**SET TASK:** Show each line of the data below that has the string "필요합니다" in it.
--------------------------------
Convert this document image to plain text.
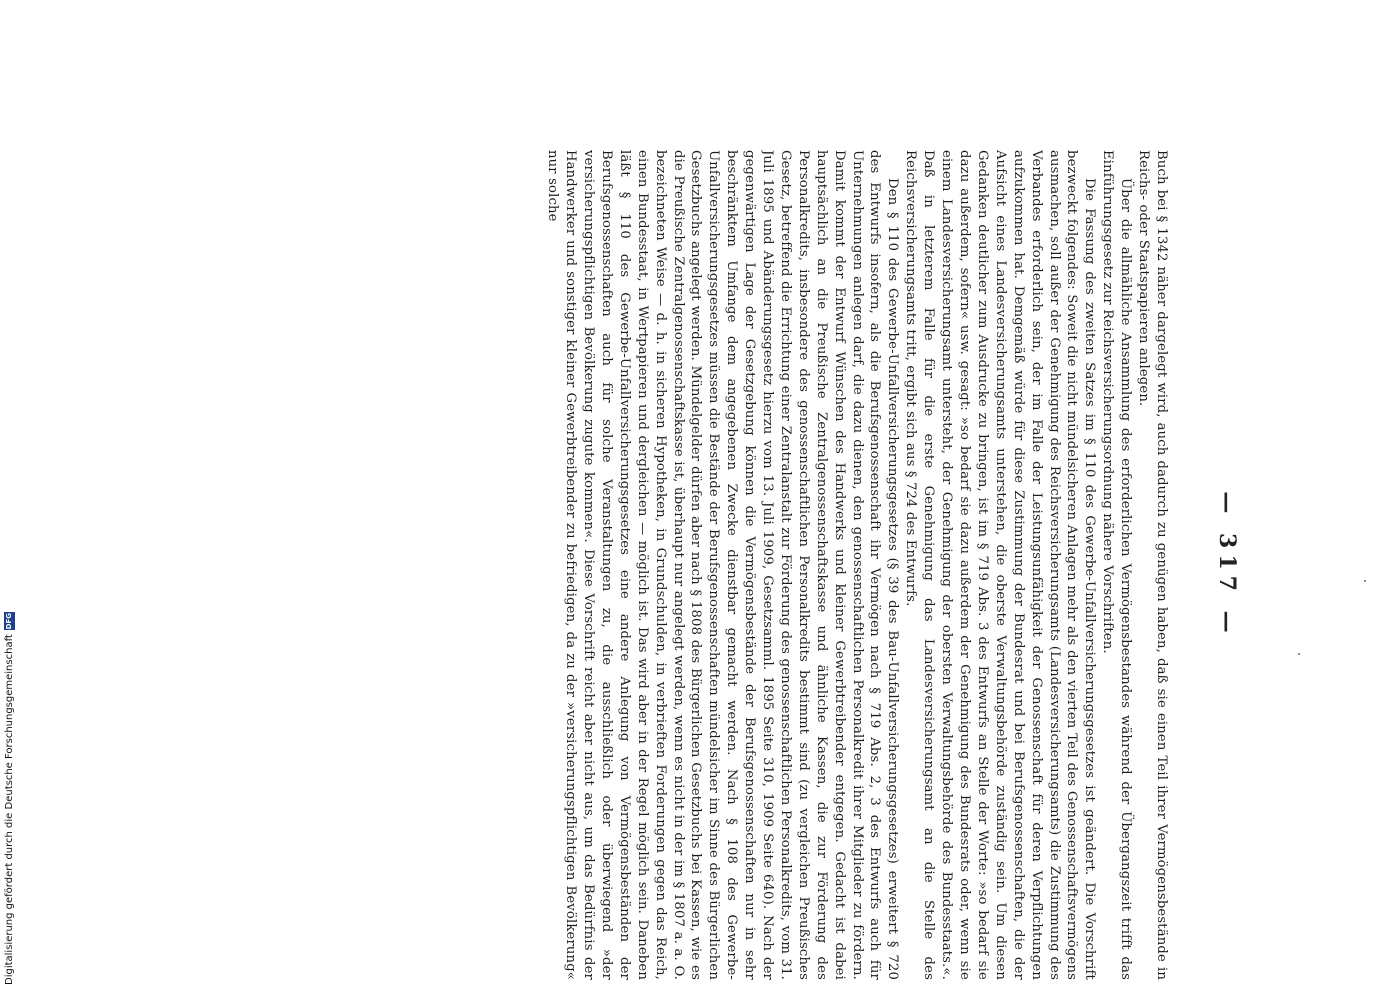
— 317 —

Buch bei § 1342 näher dargelegt wird, auch dadurch zu genügen haben, daß sie einen Teil ihrer Vermögensbestände in Reichs- oder Staatspapieren anlegen.

Über die allmähliche Ansammlung des erforderlichen Vermögensbestandes während der Übergangszeit trifft das Einführungsgesetz zur Reichsversicherungsordnung nähere Vorschriften.

Die Fassung des zweiten Satzes im § 110 des Gewerbe-Unfallversicherungsgesetzes ist geändert. Die Vorschrift bezweckt folgendes: Soweit die nicht mündelsicheren Anlagen mehr als den vierten Teil des Genossenschaftsvermögens ausmachen, soll außer der Genehmigung des Reichsversicherungsamts (Landesversicherungsamts) die Zustimmung des Verbandes erforderlich sein, der im Falle der Leistungsunfähigkeit der Genossenschaft für deren Verpflichtungen aufzukommen hat. Demgemäß würde für diese Zustimmung der Bundesrat und bei Berufsgenossenschaften, die der Aufsicht eines Landesversicherungsamts unterstehen, die oberste Verwaltungsbehörde zuständig sein. Um diesen Gedanken deutlicher zum Ausdrucke zu bringen, ist im § 719 Abs. 3 des Entwurfs an Stelle der Worte: »so bedarf sie dazu außerdem, sofern« usw. gesagt: »so bedarf sie dazu außerdem der Genehmigung des Bundesrats oder, wenn sie einem Landesversicherungsamt untersteht, der Genehmigung der obersten Verwaltungsbehörde des Bundesstaats.«. Daß in letzterem Falle für die erste Genehmigung das Landesversicherungsamt an die Stelle des Reichsversicherungsamts tritt, ergibt sich aus § 724 des Entwurfs.

Den § 110 des Gewerbe-Unfallversicherungsgesetzes (§ 39 des Bau-Unfallversicherungsgesetzes) erweitert § 720 des Entwurfs insofern, als die Berufsgenossenschaft ihr Vermögen nach § 719 Abs. 2, 3 des Entwurfs auch für Unternehmungen anlegen darf, die dazu dienen, den genossenschaftlichen Personalkredit ihrer Mitglieder zu fördern. Damit kommt der Entwurf Wünschen des Handwerks und kleiner Gewerbtreibender entgegen. Gedacht ist dabei hauptsächlich an die Preußische Zentralgenossenschaftskasse und ähnliche Kassen, die zur Förderung des Personalkredits, insbesondere des genossenschaftlichen Personalkredits bestimmt sind (zu vergleichen Preußisches Gesetz, betreffend die Errichtung einer Zentralanstalt zur Förderung des genossenschaftlichen Personalkredits, vom 31. Juli 1895 und Abänderungsgesetz hierzu vom 13. Juli 1909, Gesetzsamml. 1895 Seite 310, 1909 Seite 640). Nach der gegenwärtigen Lage der Gesetzgebung können die Vermögensbestände der Berufsgenossenschaften nur in sehr beschränktem Umfange dem angegebenen Zwecke dienstbar gemacht werden. Nach § 108 des Gewerbe-Unfallversicherungsgesetzes müssen die Bestände der Berufsgenossenschaften mündelsicher im Sinne des Bürgerlichen Gesetzbuchs angelegt werden. Mündelgelder dürfen aber nach § 1808 des Bürgerlichen Gesetzbuchs bei Kassen, wie es die Preußische Zentralgenossenschaftskasse ist, überhaupt nur angelegt werden, wenn es nicht in der im § 1807 a. a. O. bezeichneten Weise — d. h. in sicheren Hypotheken, in Grundschulden, in verbrieften Forderungen gegen das Reich, einen Bundesstaat, in Wertpapieren und dergleichen — möglich ist. Das wird aber in der Regel möglich sein. Daneben läßt § 110 des Gewerbe-Unfallversicherungsgesetzes eine andere Anlegung von Vermögensbeständen der Berufsgenossenschaften auch für solche Veranstaltungen zu, die ausschließlich oder überwiegend »der versicherungspflichtigen Bevölkerung zugute kommen«. Diese Vorschrift reicht aber nicht aus, um das Bedürfnis der Handwerker und sonstiger kleiner Gewerbtreibender zu befriedigen, da zu der »versicherungspflichtigen Bevölkerung« nur solche

Digitalisierung gefördert durch die Deutsche Forschungsgemeinschaft
DFG
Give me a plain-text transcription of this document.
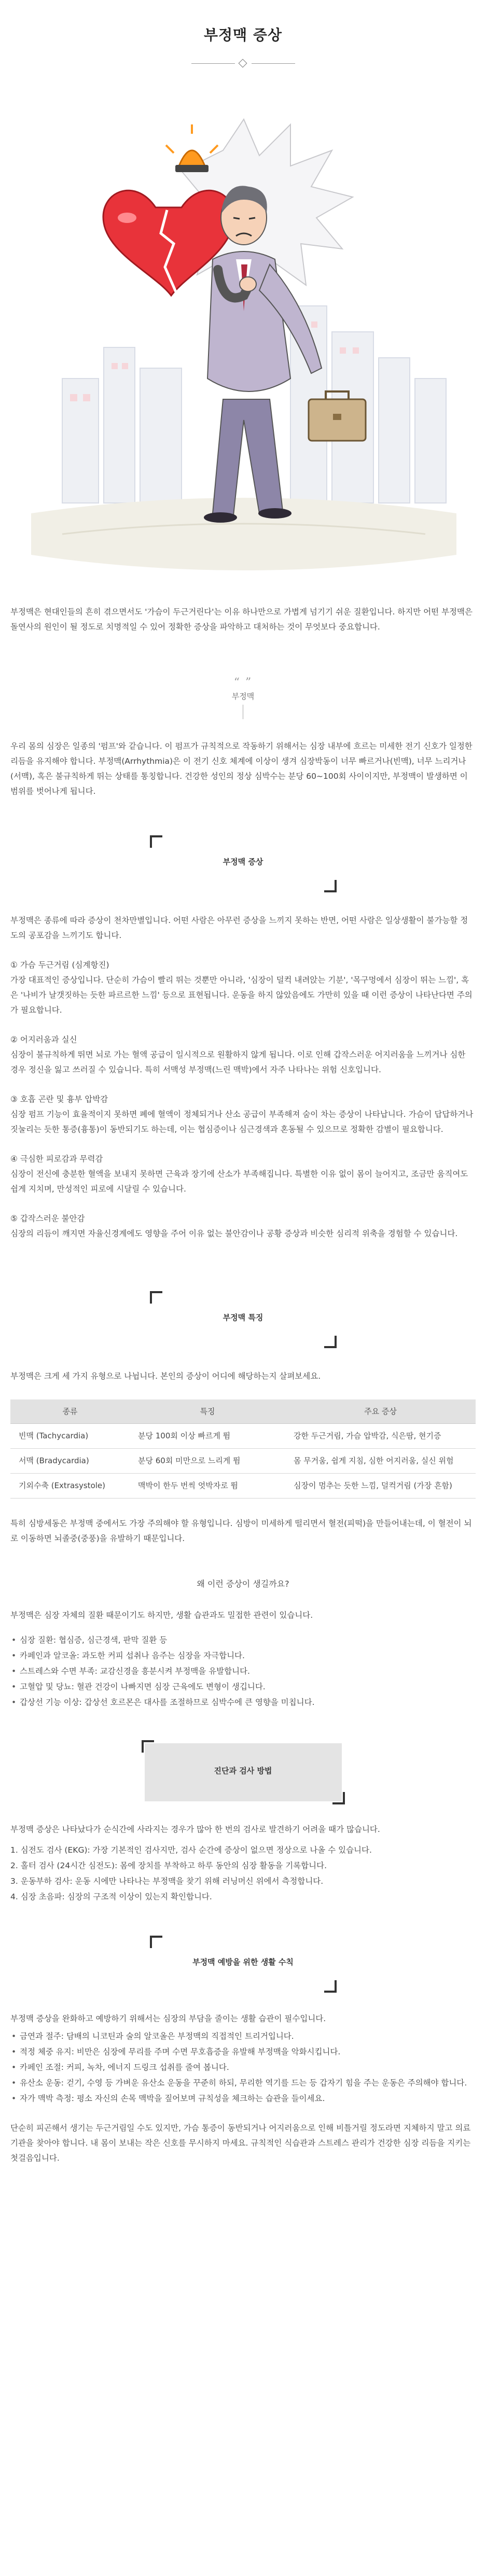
부정맥 증상

부정맥은 현대인들의 흔히 겪으면서도 '가슴이 두근거린다'는 이유 하나만으로 가볍게 넘기기 쉬운 질환입니다. 하지만 어떤 부정맥은 돌연사의 원인이 될 정도로 치명적일 수 있어 정확한 증상을 파악하고 대처하는 것이 무엇보다 중요합니다.

“ ”
부정맥

우리 몸의 심장은 일종의 '펌프'와 같습니다. 이 펌프가 규칙적으로 작동하기 위해서는 심장 내부에 흐르는 미세한 전기 신호가 일정한 리듬을 유지해야 합니다. 부정맥(Arrhythmia)은 이 전기 신호 체계에 이상이 생겨 심장박동이 너무 빠르거나(빈맥), 너무 느리거나(서맥), 혹은 불규칙하게 뛰는 상태를 통칭합니다. 건강한 성인의 정상 심박수는 분당 60~100회 사이이지만, 부정맥이 발생하면 이 범위를 벗어나게 됩니다.

부정맥 증상

부정맥은 종류에 따라 증상이 천차만별입니다. 어떤 사람은 아무런 증상을 느끼지 못하는 반면, 어떤 사람은 일상생활이 불가능할 정도의 공포감을 느끼기도 합니다.

① 가슴 두근거림 (심계항진)

가장 대표적인 증상입니다. 단순히 가슴이 빨리 뛰는 것뿐만 아니라, '심장이 덜컥 내려앉는 기분', '목구멍에서 심장이 뛰는 느낌', 혹은 '나비가 날갯짓하는 듯한 파르르한 느낌' 등으로 표현됩니다. 운동을 하지 않았음에도 가만히 있을 때 이런 증상이 나타난다면 주의가 필요합니다.

② 어지러움과 실신

심장이 불규칙하게 뛰면 뇌로 가는 혈액 공급이 일시적으로 원활하지 않게 됩니다. 이로 인해 갑작스러운 어지러움을 느끼거나 심한 경우 정신을 잃고 쓰러질 수 있습니다. 특히 서맥성 부정맥(느린 맥박)에서 자주 나타나는 위험 신호입니다.

③ 호흡 곤란 및 흉부 압박감

심장 펌프 기능이 효율적이지 못하면 폐에 혈액이 정체되거나 산소 공급이 부족해져 숨이 차는 증상이 나타납니다. 가슴이 답답하거나 짓눌리는 듯한 통증(흉통)이 동반되기도 하는데, 이는 협심증이나 심근경색과 혼동될 수 있으므로 정확한 감별이 필요합니다.

④ 극심한 피로감과 무력감

심장이 전신에 충분한 혈액을 보내지 못하면 근육과 장기에 산소가 부족해집니다. 특별한 이유 없이 몸이 늘어지고, 조금만 움직여도 쉽게 지치며, 만성적인 피로에 시달릴 수 있습니다.

⑤ 갑작스러운 불안감

심장의 리듬이 깨지면 자율신경계에도 영향을 주어 이유 없는 불안감이나 공황 증상과 비슷한 심리적 위축을 경험할 수 있습니다.

부정맥 특징

부정맥은 크게 세 가지 유형으로 나뉩니다. 본인의 증상이 어디에 해당하는지 살펴보세요.

종류	특징	주요 증상
빈맥 (Tachycardia)	분당 100회 이상 빠르게 뜀	강한 두근거림, 가슴 압박감, 식은땀, 현기증
서맥 (Bradycardia)	분당 60회 미만으로 느리게 뜀	몸 무거움, 쉽게 지침, 심한 어지러움, 실신 위험
기외수축 (Extrasystole)	맥박이 한두 번씩 엇박자로 뜀	심장이 멈추는 듯한 느낌, 덜컥거림 (가장 흔함)

특히 심방세동은 부정맥 중에서도 가장 주의해야 할 유형입니다. 심방이 미세하게 떨리면서 혈전(피떡)을 만들어내는데, 이 혈전이 뇌로 이동하면 뇌졸중(중풍)을 유발하기 때문입니다.

왜 이런 증상이 생길까요?

부정맥은 심장 자체의 질환 때문이기도 하지만, 생활 습관과도 밀접한 관련이 있습니다.

• 심장 질환: 협심증, 심근경색, 판막 질환 등
• 카페인과 알코올: 과도한 커피 섭취나 음주는 심장을 자극합니다.
• 스트레스와 수면 부족: 교감신경을 흥분시켜 부정맥을 유발합니다.
• 고혈압 및 당뇨: 혈관 건강이 나빠지면 심장 근육에도 변형이 생깁니다.
• 갑상선 기능 이상: 갑상선 호르몬은 대사를 조절하므로 심박수에 큰 영향을 미칩니다.
진단과 검사 방법

부정맥 증상은 나타났다가 순식간에 사라지는 경우가 많아 한 번의 검사로 발견하기 어려울 때가 많습니다.

1. 심전도 검사 (EKG): 가장 기본적인 검사지만, 검사 순간에 증상이 없으면 정상으로 나올 수 있습니다.
2. 홀터 검사 (24시간 심전도): 몸에 장치를 부착하고 하루 동안의 심장 활동을 기록합니다.
3. 운동부하 검사: 운동 시에만 나타나는 부정맥을 찾기 위해 러닝머신 위에서 측정합니다.
4. 심장 초음파: 심장의 구조적 이상이 있는지 확인합니다.
부정맥 예방을 위한 생활 수칙

부정맥 증상을 완화하고 예방하기 위해서는 심장의 부담을 줄이는 생활 습관이 필수입니다.

• 금연과 절주: 담배의 니코틴과 술의 알코올은 부정맥의 직접적인 트리거입니다.
• 적정 체중 유지: 비만은 심장에 무리를 주며 수면 무호흡증을 유발해 부정맥을 악화시킵니다.
• 카페인 조절: 커피, 녹차, 에너지 드링크 섭취를 줄여 봅니다.
• 유산소 운동: 걷기, 수영 등 가벼운 유산소 운동을 꾸준히 하되, 무리한 역기를 드는 등 갑자기 힘을 주는 운동은 주의해야 합니다.
• 자가 맥박 측정: 평소 자신의 손목 맥박을 짚어보며 규칙성을 체크하는 습관을 들이세요.

단순히 피곤해서 생기는 두근거림일 수도 있지만, 가슴 통증이 동반되거나 어지러움으로 인해 비틀거릴 정도라면 지체하지 말고 의료기관을 찾아야 합니다. 내 몸이 보내는 작은 신호를 무시하지 마세요. 규칙적인 식습관과 스트레스 관리가 건강한 심장 리듬을 지키는 첫걸음입니다.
--------------------------------
**RESPONSE TO THIS EXERCISE:**
가장 대표적인 증상입니다. 단순히 가슴이 빨리 뛰는 것뿐만 아니라, '심장이 덜컥 내려앉는 기분', '목구멍에서 심장이 뛰는 느낌', 혹은 '나비가 날갯짓하는 듯한 파르르한 느낌' 등으로 표현됩니다. 운동을 하지 않았음에도 가만히 있을 때 이런 증상이 나타난다면 주의가 필요합니다.
심장 펌프 기능이 효율적이지 못하면 폐에 혈액이 정체되거나 산소 공급이 부족해져 숨이 차는 증상이 나타납니다. 가슴이 답답하거나 짓눌리는 듯한 통증(흉통)이 동반되기도 하는데, 이는 협심증이나 심근경색과 혼동될 수 있으므로 정확한 감별이 필요합니다.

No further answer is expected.